● **TO BE DONE**:
Each record below is to be reproduced without any change.

+ + + + + + +

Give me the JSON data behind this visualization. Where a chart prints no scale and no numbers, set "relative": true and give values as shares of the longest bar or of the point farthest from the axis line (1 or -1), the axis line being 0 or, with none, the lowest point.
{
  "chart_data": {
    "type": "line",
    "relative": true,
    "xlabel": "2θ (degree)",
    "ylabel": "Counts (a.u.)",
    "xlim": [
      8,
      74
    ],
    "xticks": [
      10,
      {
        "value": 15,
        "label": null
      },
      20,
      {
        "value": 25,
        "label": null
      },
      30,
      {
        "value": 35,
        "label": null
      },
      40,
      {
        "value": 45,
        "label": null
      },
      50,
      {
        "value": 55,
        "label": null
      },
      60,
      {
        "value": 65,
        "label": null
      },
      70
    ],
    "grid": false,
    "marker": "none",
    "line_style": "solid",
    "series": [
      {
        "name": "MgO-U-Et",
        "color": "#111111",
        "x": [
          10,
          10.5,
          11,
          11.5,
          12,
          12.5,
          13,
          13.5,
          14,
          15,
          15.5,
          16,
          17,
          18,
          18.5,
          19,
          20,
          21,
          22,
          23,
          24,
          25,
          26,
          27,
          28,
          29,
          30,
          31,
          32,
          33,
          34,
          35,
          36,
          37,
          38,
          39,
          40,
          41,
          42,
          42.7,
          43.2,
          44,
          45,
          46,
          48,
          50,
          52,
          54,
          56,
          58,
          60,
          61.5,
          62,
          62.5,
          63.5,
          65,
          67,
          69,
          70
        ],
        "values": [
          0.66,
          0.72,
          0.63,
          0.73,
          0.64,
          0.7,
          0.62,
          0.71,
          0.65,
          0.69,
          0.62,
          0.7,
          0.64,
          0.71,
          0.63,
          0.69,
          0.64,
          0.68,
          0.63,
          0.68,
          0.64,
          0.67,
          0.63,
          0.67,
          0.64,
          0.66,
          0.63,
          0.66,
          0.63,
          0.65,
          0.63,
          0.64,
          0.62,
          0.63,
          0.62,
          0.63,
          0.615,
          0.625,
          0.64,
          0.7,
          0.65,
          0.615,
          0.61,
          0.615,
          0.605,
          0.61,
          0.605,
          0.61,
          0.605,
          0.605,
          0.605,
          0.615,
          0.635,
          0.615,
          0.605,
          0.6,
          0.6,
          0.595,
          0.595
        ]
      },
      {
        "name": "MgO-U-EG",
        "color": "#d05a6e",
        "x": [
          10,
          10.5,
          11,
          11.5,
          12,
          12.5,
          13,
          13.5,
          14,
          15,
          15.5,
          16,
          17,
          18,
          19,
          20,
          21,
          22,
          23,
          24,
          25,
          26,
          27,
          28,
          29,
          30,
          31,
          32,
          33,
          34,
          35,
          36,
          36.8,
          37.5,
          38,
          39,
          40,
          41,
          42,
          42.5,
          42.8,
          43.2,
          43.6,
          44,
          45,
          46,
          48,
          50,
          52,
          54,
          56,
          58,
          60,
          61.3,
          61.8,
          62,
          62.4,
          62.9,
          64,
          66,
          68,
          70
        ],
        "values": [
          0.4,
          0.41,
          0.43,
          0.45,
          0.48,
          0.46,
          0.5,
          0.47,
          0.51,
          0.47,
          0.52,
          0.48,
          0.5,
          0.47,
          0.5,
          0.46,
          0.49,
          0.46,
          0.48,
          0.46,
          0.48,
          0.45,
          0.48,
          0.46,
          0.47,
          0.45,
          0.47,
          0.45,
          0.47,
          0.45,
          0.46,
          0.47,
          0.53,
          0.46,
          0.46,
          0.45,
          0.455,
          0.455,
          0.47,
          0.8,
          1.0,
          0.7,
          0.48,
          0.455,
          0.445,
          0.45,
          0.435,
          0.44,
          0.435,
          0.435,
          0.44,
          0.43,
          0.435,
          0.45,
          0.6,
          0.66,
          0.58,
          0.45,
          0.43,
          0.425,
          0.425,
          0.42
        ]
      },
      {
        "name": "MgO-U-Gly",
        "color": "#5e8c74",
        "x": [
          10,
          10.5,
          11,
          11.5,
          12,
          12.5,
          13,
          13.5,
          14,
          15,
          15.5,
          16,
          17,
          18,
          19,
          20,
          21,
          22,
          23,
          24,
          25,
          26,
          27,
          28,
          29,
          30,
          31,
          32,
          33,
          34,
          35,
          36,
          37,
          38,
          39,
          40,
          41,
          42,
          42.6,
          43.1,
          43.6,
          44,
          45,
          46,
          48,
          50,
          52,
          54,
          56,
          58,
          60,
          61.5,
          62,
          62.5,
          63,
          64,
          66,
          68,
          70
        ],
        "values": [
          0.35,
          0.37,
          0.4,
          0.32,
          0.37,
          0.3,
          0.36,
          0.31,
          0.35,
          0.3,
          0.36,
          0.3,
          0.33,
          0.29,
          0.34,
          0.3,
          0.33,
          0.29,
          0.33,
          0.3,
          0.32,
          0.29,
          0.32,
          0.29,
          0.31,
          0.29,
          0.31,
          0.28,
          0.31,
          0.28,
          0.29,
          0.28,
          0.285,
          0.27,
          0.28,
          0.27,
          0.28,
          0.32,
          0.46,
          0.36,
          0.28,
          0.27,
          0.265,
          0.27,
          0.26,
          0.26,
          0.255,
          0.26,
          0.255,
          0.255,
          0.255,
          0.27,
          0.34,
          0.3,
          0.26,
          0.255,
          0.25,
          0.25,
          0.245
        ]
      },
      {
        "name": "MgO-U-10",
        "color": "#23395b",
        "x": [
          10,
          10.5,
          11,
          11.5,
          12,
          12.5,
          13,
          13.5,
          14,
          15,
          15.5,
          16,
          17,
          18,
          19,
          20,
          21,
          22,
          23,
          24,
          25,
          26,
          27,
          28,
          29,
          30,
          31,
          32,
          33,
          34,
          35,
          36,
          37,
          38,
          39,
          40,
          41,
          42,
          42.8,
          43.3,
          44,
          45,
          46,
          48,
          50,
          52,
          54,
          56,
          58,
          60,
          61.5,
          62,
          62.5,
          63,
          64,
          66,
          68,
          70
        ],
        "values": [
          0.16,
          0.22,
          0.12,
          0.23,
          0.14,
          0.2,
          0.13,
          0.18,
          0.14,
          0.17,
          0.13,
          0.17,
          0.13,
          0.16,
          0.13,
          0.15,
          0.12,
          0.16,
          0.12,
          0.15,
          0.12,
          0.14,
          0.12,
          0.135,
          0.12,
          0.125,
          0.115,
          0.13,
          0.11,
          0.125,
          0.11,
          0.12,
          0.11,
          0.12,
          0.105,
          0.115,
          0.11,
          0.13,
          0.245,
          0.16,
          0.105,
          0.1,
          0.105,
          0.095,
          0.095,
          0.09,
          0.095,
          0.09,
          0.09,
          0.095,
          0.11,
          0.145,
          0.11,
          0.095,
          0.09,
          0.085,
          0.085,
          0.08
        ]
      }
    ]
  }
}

+ + + + + + +

● **ANSWER TO THIS TASK**:
Give me the JSON data behind this visualization. Where a chart prints no scale and no numbers, set "relative": true and give values as shares of the longest bar or of the point farthest from the axis line (1 or -1), the axis line being 0 or, with none, the lowest point.
{
  "chart_data": {
    "type": "line",
    "relative": true,
    "xlabel": "2θ (degree)",
    "ylabel": "Counts (a.u.)",
    "xlim": [
      8,
      74
    ],
    "xticks": [
      10,
      {
        "value": 15,
        "label": null
      },
      20,
      {
        "value": 25,
        "label": null
      },
      30,
      {
        "value": 35,
        "label": null
      },
      40,
      {
        "value": 45,
        "label": null
      },
      50,
      {
        "value": 55,
        "label": null
      },
      60,
      {
        "value": 65,
        "label": null
      },
      70
    ],
    "grid": false,
    "marker": "none",
    "line_style": "solid",
    "series": [
      {
        "name": "MgO-U-Et",
        "color": "#111111",
        "x": [
          10,
          10.5,
          11,
          11.5,
          12,
          12.5,
          13,
          13.5,
          14,
          15,
          15.5,
          16,
          17,
          18,
          18.5,
          19,
          20,
          21,
          22,
          23,
          24,
          25,
          26,
          27,
          28,
          29,
          30,
          31,
          32,
          33,
          34,
          35,
          36,
          37,
          38,
          39,
          40,
          41,
          42,
          42.7,
          43.2,
          44,
          45,
          46,
          48,
          50,
          52,
          54,
          56,
          58,
          60,
          61.5,
          62,
          62.5,
          63.5,
          65,
          67,
          69,
          70
        ],
        "values": [
          0.66,
          0.72,
          0.63,
          0.73,
          0.64,
          0.7,
          0.62,
          0.71,
          0.65,
          0.69,
          0.62,
          0.7,
          0.64,
          0.71,
          0.63,
          0.69,
          0.64,
          0.68,
          0.63,
          0.68,
          0.64,
          0.67,
          0.63,
          0.67,
          0.64,
          0.66,
          0.63,
          0.66,
          0.63,
          0.65,
          0.63,
          0.64,
          0.62,
          0.63,
          0.62,
          0.63,
          0.615,
          0.625,
          0.64,
          0.7,
          0.65,
          0.615,
          0.61,
          0.615,
          0.605,
          0.61,
          0.605,
          0.61,
          0.605,
          0.605,
          0.605,
          0.615,
          0.635,
          0.615,
          0.605,
          0.6,
          0.6,
          0.595,
          0.595
        ]
      },
      {
        "name": "MgO-U-EG",
        "color": "#d05a6e",
        "x": [
          10,
          10.5,
          11,
          11.5,
          12,
          12.5,
          13,
          13.5,
          14,
          15,
          15.5,
          16,
          17,
          18,
          19,
          20,
          21,
          22,
          23,
          24,
          25,
          26,
          27,
          28,
          29,
          30,
          31,
          32,
          33,
          34,
          35,
          36,
          36.8,
          37.5,
          38,
          39,
          40,
          41,
          42,
          42.5,
          42.8,
          43.2,
          43.6,
          44,
          45,
          46,
          48,
          50,
          52,
          54,
          56,
          58,
          60,
          61.3,
          61.8,
          62,
          62.4,
          62.9,
          64,
          66,
          68,
          70
        ],
        "values": [
          0.4,
          0.41,
          0.43,
          0.45,
          0.48,
          0.46,
          0.5,
          0.47,
          0.51,
          0.47,
          0.52,
          0.48,
          0.5,
          0.47,
          0.5,
          0.46,
          0.49,
          0.46,
          0.48,
          0.46,
          0.48,
          0.45,
          0.48,
          0.46,
          0.47,
          0.45,
          0.47,
          0.45,
          0.47,
          0.45,
          0.46,
          0.47,
          0.53,
          0.46,
          0.46,
          0.45,
          0.455,
          0.455,
          0.47,
          0.8,
          1.0,
          0.7,
          0.48,
          0.455,
          0.445,
          0.45,
          0.435,
          0.44,
          0.435,
          0.435,
          0.44,
          0.43,
          0.435,
          0.45,
          0.6,
          0.66,
          0.58,
          0.45,
          0.43,
          0.425,
          0.425,
          0.42
        ]
      },
      {
        "name": "MgO-U-Gly",
        "color": "#5e8c74",
        "x": [
          10,
          10.5,
          11,
          11.5,
          12,
          12.5,
          13,
          13.5,
          14,
          15,
          15.5,
          16,
          17,
          18,
          19,
          20,
          21,
          22,
          23,
          24,
          25,
          26,
          27,
          28,
          29,
          30,
          31,
          32,
          33,
          34,
          35,
          36,
          37,
          38,
          39,
          40,
          41,
          42,
          42.6,
          43.1,
          43.6,
          44,
          45,
          46,
          48,
          50,
          52,
          54,
          56,
          58,
          60,
          61.5,
          62,
          62.5,
          63,
          64,
          66,
          68,
          70
        ],
        "values": [
          0.35,
          0.37,
          0.4,
          0.32,
          0.37,
          0.3,
          0.36,
          0.31,
          0.35,
          0.3,
          0.36,
          0.3,
          0.33,
          0.29,
          0.34,
          0.3,
          0.33,
          0.29,
          0.33,
          0.3,
          0.32,
          0.29,
          0.32,
          0.29,
          0.31,
          0.29,
          0.31,
          0.28,
          0.31,
          0.28,
          0.29,
          0.28,
          0.285,
          0.27,
          0.28,
          0.27,
          0.28,
          0.32,
          0.46,
          0.36,
          0.28,
          0.27,
          0.265,
          0.27,
          0.26,
          0.26,
          0.255,
          0.26,
          0.255,
          0.255,
          0.255,
          0.27,
          0.34,
          0.3,
          0.26,
          0.255,
          0.25,
          0.25,
          0.245
        ]
      },
      {
        "name": "MgO-U-10",
        "color": "#23395b",
        "x": [
          10,
          10.5,
          11,
          11.5,
          12,
          12.5,
          13,
          13.5,
          14,
          15,
          15.5,
          16,
          17,
          18,
          19,
          20,
          21,
          22,
          23,
          24,
          25,
          26,
          27,
          28,
          29,
          30,
          31,
          32,
          33,
          34,
          35,
          36,
          37,
          38,
          39,
          40,
          41,
          42,
          42.8,
          43.3,
          44,
          45,
          46,
          48,
          50,
          52,
          54,
          56,
          58,
          60,
          61.5,
          62,
          62.5,
          63,
          64,
          66,
          68,
          70
        ],
        "values": [
          0.16,
          0.22,
          0.12,
          0.23,
          0.14,
          0.2,
          0.13,
          0.18,
          0.14,
          0.17,
          0.13,
          0.17,
          0.13,
          0.16,
          0.13,
          0.15,
          0.12,
          0.16,
          0.12,
          0.15,
          0.12,
          0.14,
          0.12,
          0.135,
          0.12,
          0.125,
          0.115,
          0.13,
          0.11,
          0.125,
          0.11,
          0.12,
          0.11,
          0.12,
          0.105,
          0.115,
          0.11,
          0.13,
          0.245,
          0.16,
          0.105,
          0.1,
          0.105,
          0.095,
          0.095,
          0.09,
          0.095,
          0.09,
          0.09,
          0.095,
          0.11,
          0.145,
          0.11,
          0.095,
          0.09,
          0.085,
          0.085,
          0.08
        ]
      }
    ]
  }
}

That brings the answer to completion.